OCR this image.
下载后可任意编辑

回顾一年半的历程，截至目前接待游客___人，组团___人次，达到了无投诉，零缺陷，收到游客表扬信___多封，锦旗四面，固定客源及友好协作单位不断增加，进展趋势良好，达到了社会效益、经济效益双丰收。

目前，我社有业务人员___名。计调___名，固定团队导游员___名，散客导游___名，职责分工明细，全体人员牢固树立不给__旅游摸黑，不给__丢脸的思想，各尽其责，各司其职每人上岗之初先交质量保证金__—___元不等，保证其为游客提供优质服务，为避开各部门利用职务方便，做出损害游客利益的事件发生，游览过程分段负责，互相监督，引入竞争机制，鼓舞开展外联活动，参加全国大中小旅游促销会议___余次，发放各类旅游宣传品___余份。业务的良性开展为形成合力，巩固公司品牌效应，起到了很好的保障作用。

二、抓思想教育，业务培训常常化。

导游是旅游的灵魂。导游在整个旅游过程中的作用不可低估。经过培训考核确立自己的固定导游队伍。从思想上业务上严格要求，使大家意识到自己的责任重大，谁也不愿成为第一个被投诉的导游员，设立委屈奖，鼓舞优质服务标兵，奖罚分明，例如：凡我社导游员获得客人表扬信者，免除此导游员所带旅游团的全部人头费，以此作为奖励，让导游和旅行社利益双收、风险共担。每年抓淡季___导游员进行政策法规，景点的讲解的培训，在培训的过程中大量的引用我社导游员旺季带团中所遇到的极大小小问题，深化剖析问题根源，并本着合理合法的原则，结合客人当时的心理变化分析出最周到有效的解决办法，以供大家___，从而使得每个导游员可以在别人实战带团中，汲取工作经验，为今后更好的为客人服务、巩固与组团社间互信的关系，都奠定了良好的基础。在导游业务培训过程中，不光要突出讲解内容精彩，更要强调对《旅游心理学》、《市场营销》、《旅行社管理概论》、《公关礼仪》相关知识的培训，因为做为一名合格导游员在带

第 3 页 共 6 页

## Requirements
Return all of the entries exactly as written.

## The output
OCR this image.
下载后可任意编辑

回顾一年半的历程，截至目前接待游客___人，组团___人次，达到了无投诉，零缺陷，收到游客表扬信___多封，锦旗四面，固定客源及友好协作单位不断增加，进展趋势良好，达到了社会效益、经济效益双丰收。

目前，我社有业务人员___名。计调___名，固定团队导游员___名，散客导游___名，职责分工明细，全体人员牢固树立不给__旅游摸黑，不给__丢脸的思想，各尽其责，各司其职每人上岗之初先交质量保证金__—___元不等，保证其为游客提供优质服务，为避开各部门利用职务方便，做出损害游客利益的事件发生，游览过程分段负责，互相监督，引入竞争机制，鼓舞开展外联活动，参加全国大中小旅游促销会议___余次，发放各类旅游宣传品___余份。业务的良性开展为形成合力，巩固公司品牌效应，起到了很好的保障作用。

二、抓思想教育，业务培训常常化。

导游是旅游的灵魂。导游在整个旅游过程中的作用不可低估。经过培训考核确立自己的固定导游队伍。从思想上业务上严格要求，使大家意识到自己的责任重大，谁也不愿成为第一个被投诉的导游员，设立委屈奖，鼓舞优质服务标兵，奖罚分明，例如：凡我社导游员获得客人表扬信者，免除此导游员所带旅游团的全部人头费，以此作为奖励，让导游和旅行社利益双收、风险共担。每年抓淡季___导游员进行政策法规，景点的讲解的培训，在培训的过程中大量的引用我社导游员旺季带团中所遇到的极大小小问题，深化剖析问题根源，并本着合理合法的原则，结合客人当时的心理变化分析出最周到有效的解决办法，以供大家___，从而使得每个导游员可以在别人实战带团中，汲取工作经验，为今后更好的为客人服务、巩固与组团社间互信的关系，都奠定了良好的基础。在导游业务培训过程中，不光要突出讲解内容精彩，更要强调对《旅游心理学》、《市场营销》、《旅行社管理概论》、《公关礼仪》相关知识的培训，因为做为一名合格导游员在带

第 3 页 共 6 页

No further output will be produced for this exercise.